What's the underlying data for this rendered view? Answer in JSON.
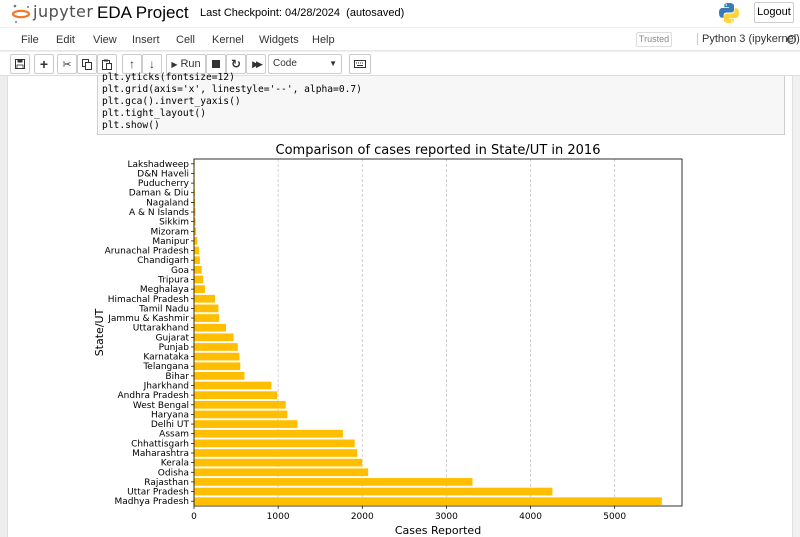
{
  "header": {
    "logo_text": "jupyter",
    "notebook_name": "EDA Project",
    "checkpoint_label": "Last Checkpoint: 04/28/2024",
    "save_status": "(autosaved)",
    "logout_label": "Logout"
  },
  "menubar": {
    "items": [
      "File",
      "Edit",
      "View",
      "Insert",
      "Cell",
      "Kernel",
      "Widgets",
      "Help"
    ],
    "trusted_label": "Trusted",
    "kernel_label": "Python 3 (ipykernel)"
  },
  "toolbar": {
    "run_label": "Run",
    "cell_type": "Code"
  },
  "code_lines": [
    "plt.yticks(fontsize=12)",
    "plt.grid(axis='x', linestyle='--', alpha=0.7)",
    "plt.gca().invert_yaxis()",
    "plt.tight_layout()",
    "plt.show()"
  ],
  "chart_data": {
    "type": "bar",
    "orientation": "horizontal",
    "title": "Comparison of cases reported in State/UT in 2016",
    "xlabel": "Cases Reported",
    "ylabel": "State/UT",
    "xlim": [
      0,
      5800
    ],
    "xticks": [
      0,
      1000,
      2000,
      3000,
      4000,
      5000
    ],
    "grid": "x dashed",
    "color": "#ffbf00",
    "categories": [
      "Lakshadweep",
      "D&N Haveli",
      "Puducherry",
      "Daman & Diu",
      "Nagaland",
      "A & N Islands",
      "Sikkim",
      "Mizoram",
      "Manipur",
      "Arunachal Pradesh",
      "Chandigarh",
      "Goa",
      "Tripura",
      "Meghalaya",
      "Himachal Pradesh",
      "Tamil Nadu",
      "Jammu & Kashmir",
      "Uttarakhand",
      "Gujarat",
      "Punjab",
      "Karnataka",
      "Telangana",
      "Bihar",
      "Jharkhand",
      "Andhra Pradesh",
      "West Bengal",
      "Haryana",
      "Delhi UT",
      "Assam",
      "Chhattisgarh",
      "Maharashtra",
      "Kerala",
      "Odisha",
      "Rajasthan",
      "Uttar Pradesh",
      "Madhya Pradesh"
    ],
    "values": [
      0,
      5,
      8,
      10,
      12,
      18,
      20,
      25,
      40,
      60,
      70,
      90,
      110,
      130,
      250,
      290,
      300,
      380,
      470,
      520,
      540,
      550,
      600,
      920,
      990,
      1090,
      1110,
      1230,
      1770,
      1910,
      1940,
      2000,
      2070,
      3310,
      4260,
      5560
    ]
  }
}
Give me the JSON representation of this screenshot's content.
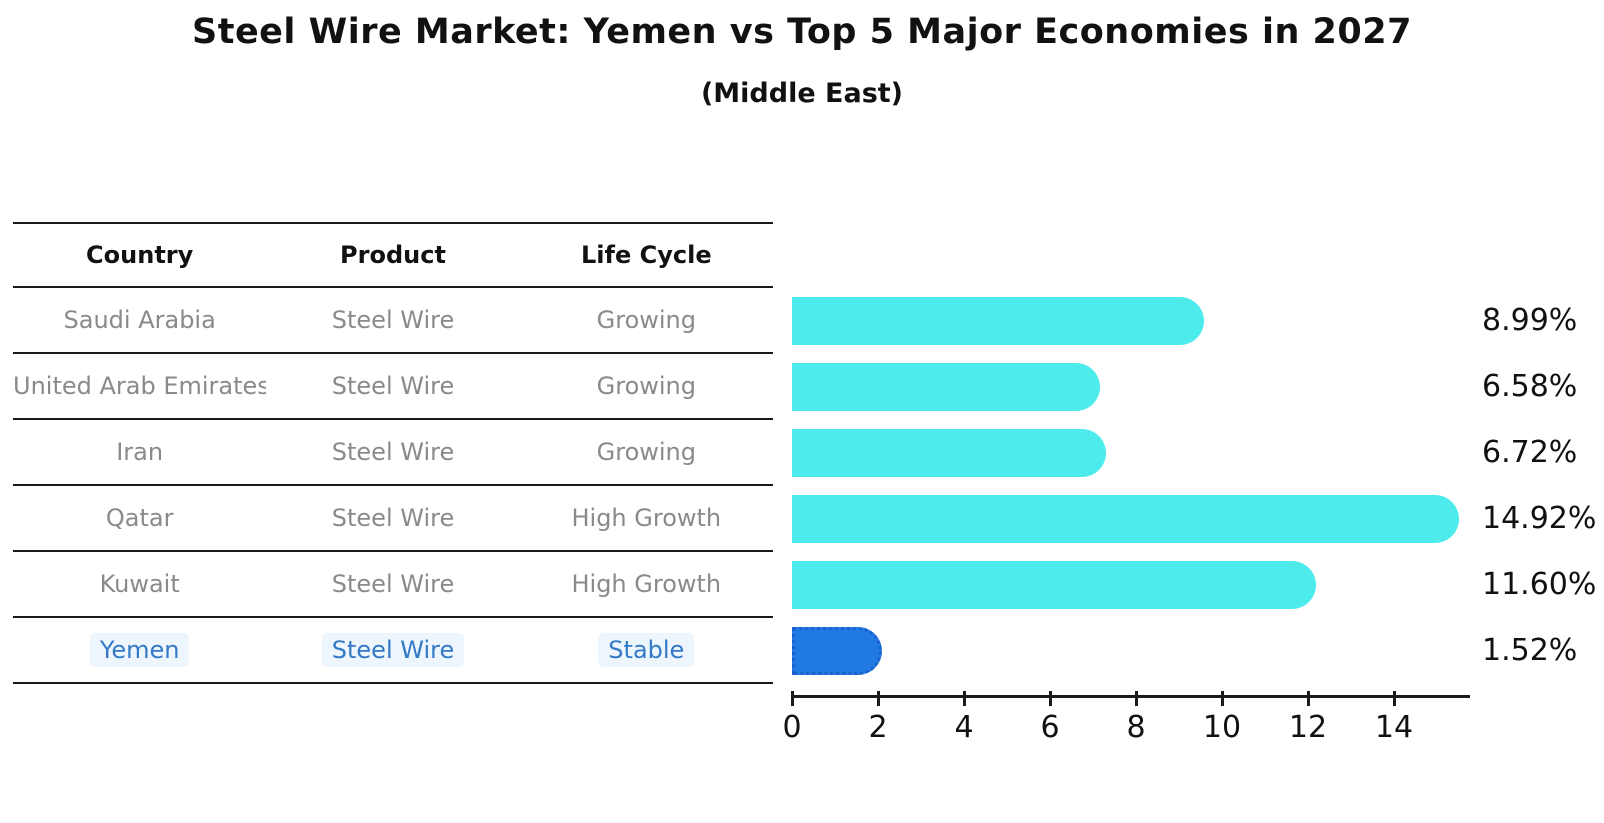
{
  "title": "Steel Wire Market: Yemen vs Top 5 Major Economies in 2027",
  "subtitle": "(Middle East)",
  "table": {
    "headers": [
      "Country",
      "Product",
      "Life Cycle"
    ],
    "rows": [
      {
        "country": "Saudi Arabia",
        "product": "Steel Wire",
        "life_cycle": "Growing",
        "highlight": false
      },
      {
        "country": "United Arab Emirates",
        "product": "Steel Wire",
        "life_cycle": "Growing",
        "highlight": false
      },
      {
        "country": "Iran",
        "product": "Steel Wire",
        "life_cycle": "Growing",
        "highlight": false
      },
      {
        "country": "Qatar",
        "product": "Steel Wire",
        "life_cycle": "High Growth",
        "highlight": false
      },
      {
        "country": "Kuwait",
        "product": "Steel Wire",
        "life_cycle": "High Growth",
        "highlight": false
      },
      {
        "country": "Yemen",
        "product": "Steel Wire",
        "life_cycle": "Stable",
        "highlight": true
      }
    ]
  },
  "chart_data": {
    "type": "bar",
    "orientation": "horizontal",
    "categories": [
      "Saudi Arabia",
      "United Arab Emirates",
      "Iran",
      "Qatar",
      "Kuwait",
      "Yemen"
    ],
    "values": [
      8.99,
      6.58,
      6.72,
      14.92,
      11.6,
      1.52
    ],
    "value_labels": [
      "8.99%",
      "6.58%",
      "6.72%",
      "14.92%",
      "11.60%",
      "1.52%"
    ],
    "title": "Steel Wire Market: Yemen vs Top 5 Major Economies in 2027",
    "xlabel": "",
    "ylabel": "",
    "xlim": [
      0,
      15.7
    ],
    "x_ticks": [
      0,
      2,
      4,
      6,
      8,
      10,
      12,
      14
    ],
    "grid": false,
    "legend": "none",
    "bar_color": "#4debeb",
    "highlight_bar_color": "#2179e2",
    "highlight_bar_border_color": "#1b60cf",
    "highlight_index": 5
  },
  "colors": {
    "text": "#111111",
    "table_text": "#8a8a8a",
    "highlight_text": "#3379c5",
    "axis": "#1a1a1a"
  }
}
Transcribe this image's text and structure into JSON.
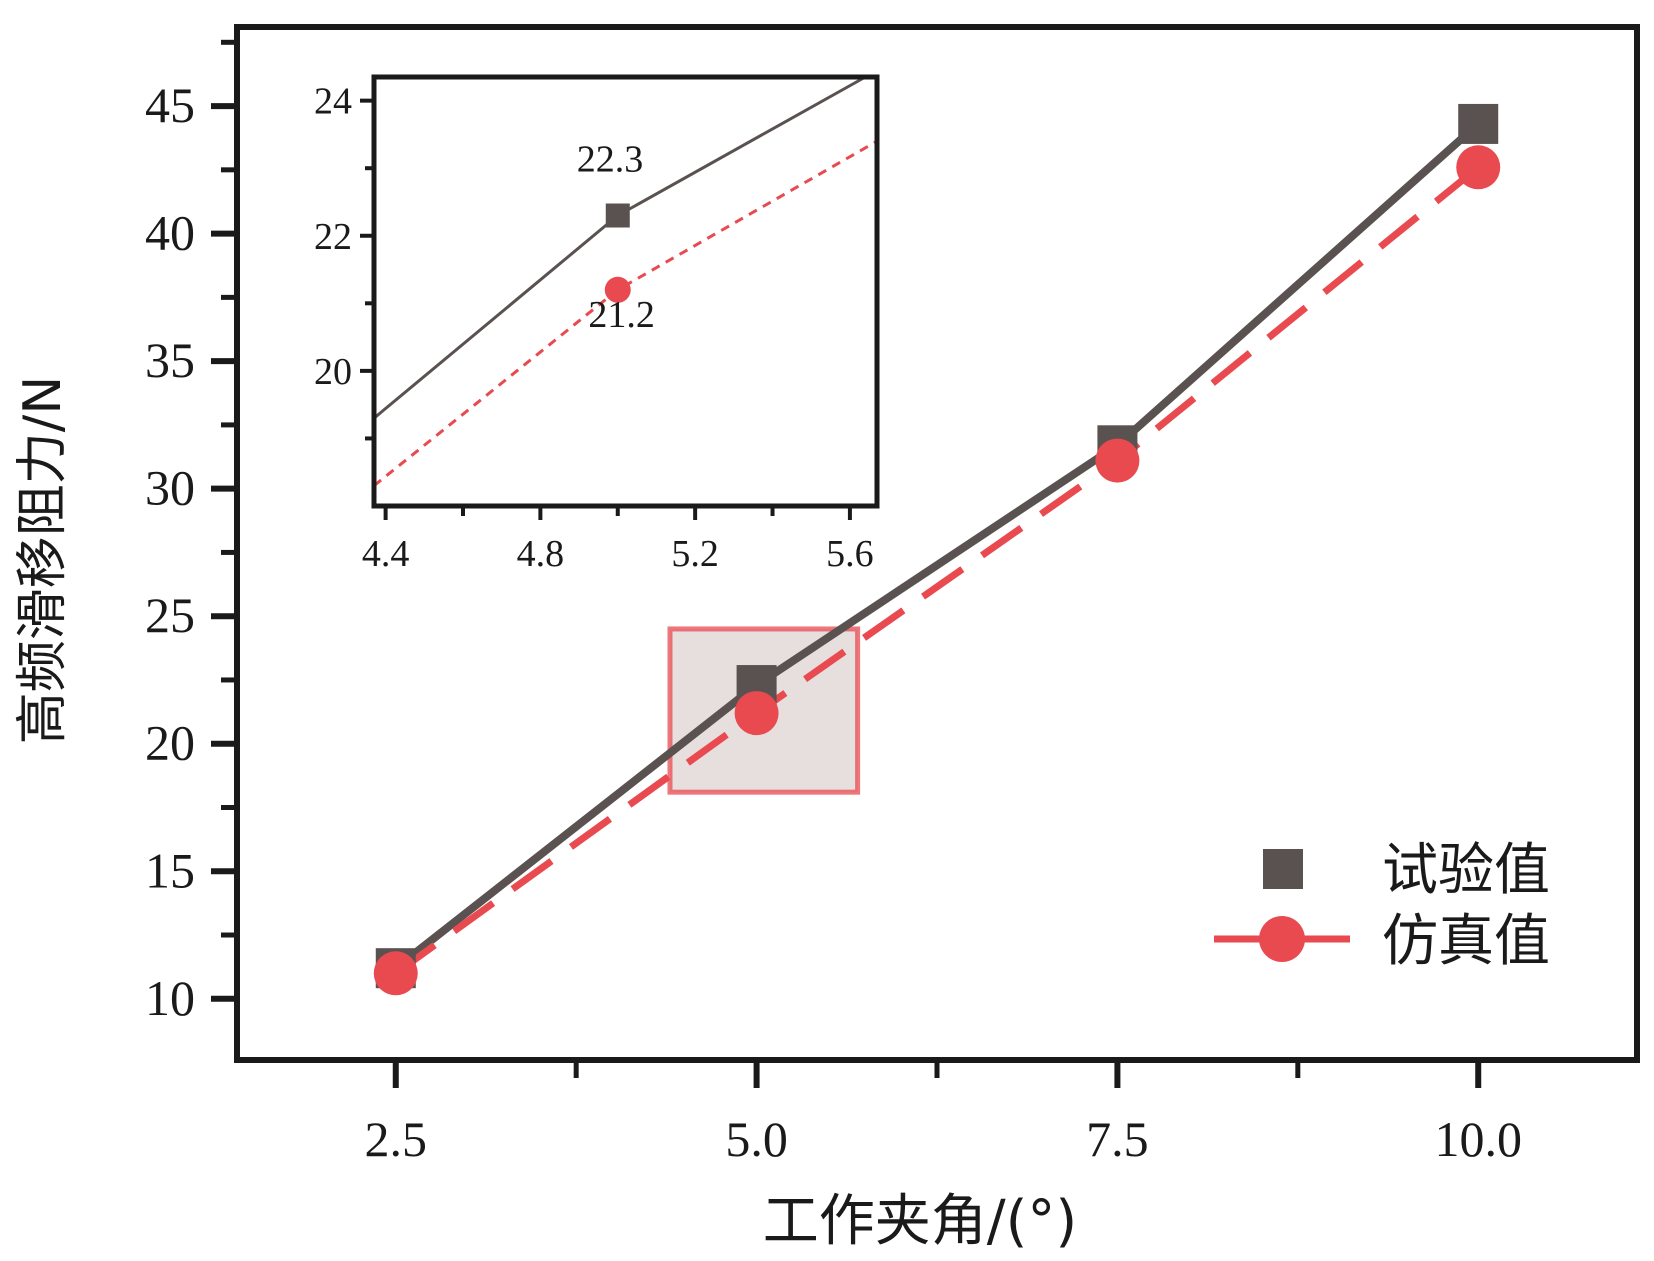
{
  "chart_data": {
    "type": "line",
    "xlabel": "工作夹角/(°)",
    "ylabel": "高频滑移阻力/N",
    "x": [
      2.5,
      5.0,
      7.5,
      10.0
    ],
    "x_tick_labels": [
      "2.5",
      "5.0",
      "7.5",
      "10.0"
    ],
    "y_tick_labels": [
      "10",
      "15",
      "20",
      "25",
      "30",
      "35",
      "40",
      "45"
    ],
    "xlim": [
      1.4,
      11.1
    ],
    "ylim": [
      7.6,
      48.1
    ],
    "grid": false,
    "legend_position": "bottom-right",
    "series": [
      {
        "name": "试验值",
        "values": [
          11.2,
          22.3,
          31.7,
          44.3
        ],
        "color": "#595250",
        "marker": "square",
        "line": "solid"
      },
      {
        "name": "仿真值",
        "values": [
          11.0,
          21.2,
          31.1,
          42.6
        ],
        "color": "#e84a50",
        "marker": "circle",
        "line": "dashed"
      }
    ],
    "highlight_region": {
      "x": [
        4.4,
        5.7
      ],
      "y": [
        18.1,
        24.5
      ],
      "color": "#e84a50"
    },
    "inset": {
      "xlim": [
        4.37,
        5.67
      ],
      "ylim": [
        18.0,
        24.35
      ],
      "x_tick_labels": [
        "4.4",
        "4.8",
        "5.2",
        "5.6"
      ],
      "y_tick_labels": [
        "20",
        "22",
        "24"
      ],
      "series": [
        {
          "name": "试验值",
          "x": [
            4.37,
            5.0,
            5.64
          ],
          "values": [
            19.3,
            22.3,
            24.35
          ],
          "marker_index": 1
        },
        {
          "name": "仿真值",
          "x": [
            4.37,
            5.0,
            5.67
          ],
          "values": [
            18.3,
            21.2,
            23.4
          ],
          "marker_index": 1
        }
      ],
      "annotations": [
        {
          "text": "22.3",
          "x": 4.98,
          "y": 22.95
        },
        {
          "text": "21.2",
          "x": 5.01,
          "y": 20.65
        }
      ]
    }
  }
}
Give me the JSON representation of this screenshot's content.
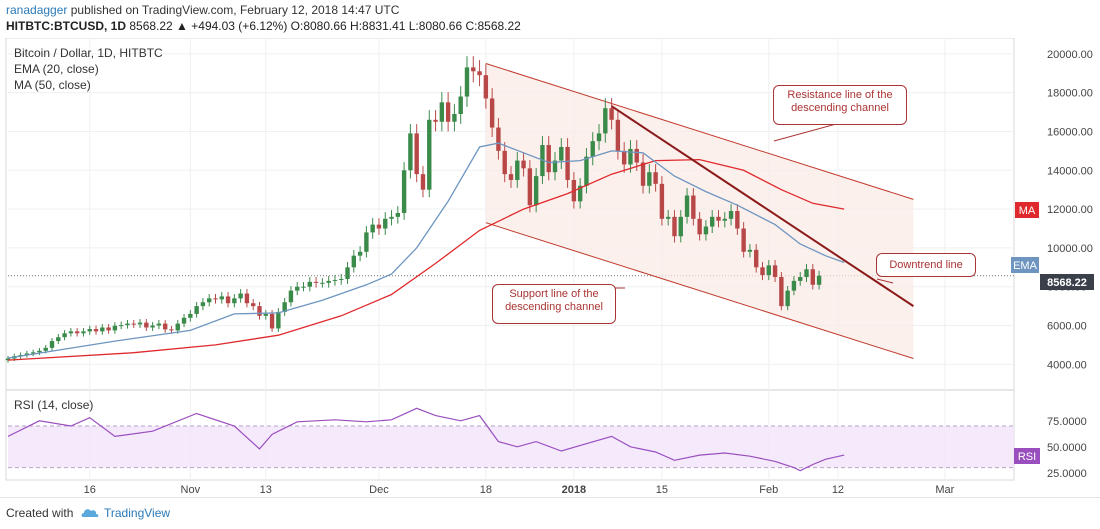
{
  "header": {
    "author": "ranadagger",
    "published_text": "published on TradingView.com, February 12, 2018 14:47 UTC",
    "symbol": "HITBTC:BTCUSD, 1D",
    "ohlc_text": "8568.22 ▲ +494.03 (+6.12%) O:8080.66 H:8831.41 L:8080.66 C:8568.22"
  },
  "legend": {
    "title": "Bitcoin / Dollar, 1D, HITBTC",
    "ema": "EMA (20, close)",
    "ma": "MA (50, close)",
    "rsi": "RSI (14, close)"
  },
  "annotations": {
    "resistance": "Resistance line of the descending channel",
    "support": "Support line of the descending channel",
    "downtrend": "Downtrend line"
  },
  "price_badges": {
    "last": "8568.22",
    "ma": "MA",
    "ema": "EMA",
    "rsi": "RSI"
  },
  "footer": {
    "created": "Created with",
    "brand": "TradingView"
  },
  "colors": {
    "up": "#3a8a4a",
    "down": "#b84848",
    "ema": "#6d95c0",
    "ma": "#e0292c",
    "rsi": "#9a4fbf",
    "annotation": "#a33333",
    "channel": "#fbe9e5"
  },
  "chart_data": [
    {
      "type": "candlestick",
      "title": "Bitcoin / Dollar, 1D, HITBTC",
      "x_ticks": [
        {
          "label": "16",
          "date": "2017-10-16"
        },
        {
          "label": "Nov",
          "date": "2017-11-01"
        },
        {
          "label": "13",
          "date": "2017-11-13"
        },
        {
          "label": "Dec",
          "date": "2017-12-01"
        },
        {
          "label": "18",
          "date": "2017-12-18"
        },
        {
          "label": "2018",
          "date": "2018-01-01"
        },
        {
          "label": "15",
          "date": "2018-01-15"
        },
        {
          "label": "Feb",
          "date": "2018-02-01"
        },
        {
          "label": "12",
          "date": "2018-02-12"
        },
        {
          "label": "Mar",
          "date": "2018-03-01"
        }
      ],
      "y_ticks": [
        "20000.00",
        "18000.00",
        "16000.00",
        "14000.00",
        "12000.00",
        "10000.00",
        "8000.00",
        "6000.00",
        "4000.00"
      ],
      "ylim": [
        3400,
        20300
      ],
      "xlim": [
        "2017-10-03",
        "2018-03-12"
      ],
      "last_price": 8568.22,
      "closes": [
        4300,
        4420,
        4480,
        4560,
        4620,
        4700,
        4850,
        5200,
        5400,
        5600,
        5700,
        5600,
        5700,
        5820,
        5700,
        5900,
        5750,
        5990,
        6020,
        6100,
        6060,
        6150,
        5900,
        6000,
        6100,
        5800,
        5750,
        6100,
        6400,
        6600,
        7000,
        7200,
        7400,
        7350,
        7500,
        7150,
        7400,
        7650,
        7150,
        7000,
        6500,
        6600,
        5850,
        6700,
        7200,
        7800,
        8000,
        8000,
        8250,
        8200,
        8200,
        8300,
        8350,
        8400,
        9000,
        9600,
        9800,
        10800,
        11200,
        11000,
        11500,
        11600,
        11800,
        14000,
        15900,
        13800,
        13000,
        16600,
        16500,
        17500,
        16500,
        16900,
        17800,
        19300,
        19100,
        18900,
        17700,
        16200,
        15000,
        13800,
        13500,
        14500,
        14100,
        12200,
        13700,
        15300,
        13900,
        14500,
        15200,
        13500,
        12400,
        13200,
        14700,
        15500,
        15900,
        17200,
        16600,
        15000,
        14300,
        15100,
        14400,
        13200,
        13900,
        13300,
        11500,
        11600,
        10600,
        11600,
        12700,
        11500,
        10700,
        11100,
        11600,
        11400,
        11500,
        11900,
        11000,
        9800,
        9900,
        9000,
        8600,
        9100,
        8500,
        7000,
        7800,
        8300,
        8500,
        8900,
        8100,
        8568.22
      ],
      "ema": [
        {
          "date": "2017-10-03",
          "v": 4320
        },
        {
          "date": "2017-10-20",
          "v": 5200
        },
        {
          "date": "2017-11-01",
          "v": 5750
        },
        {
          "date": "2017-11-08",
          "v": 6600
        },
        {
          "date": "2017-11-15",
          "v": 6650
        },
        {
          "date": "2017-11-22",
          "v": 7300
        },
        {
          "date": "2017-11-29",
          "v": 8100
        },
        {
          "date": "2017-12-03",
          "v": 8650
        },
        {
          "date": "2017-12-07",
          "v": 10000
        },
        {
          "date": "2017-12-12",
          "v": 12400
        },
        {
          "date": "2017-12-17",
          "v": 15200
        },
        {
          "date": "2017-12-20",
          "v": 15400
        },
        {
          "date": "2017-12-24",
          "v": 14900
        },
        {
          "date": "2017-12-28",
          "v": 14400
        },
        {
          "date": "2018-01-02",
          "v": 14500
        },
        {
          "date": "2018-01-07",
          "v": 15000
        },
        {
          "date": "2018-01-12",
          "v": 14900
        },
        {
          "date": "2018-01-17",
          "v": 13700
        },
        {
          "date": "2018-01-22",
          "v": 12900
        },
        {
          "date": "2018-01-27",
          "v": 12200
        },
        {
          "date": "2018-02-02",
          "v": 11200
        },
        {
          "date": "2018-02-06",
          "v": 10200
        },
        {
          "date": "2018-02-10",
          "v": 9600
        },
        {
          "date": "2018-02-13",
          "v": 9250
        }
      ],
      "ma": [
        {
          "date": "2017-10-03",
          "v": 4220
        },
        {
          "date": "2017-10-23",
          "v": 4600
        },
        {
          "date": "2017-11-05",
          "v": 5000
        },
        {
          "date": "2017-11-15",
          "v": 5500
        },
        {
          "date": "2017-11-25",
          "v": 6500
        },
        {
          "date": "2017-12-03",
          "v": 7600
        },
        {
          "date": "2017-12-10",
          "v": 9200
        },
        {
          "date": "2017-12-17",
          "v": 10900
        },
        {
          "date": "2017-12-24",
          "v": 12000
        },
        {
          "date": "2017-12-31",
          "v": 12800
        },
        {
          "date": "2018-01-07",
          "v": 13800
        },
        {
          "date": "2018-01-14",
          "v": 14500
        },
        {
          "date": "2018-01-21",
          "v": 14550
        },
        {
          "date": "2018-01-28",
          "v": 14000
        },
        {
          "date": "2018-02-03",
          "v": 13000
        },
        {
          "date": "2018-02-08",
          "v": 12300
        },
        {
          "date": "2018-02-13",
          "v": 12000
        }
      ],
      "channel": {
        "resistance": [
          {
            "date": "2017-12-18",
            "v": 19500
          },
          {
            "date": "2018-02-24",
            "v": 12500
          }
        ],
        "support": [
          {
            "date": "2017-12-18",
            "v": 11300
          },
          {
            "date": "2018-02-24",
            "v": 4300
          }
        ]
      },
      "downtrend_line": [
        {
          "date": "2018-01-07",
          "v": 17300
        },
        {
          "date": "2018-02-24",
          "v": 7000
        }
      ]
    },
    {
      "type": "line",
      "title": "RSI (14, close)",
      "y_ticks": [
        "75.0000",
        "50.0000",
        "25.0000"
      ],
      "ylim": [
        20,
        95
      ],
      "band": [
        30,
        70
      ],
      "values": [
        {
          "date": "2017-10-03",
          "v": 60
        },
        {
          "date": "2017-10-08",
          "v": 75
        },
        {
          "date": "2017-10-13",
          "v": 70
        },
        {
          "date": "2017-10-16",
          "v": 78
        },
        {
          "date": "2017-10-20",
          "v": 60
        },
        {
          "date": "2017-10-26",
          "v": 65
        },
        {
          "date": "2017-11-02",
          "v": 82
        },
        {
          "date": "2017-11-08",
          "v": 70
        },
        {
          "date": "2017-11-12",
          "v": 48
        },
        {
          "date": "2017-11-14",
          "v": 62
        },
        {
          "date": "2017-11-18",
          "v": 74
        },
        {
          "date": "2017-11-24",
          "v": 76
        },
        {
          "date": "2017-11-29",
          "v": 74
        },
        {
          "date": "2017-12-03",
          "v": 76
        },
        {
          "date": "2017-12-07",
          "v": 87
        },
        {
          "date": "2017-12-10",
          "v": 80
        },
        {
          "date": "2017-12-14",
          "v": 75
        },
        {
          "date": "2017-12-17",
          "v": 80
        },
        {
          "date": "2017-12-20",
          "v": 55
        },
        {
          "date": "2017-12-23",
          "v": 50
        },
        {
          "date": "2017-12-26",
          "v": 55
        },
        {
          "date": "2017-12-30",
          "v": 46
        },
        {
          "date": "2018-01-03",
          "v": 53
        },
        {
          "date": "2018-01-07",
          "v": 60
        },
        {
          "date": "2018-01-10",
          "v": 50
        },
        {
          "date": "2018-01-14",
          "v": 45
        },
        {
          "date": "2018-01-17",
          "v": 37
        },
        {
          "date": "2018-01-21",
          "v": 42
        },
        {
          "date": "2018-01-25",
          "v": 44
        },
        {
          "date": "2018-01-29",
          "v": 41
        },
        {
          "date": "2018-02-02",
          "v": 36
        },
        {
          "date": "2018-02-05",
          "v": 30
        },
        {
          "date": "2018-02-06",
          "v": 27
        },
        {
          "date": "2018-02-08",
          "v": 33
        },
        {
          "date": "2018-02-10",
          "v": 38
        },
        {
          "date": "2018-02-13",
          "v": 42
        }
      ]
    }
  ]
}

____________

- **WRITTEN REQUEST**:
List the lines of the material in which the word "HITBTC" occurs.

- **FINAL ANSWER**:
    "symbol": "HITBTC:BTCUSD, 1D",
    "title": "Bitcoin / Dollar, 1D, HITBTC",
      "title": "Bitcoin / Dollar, 1D, HITBTC",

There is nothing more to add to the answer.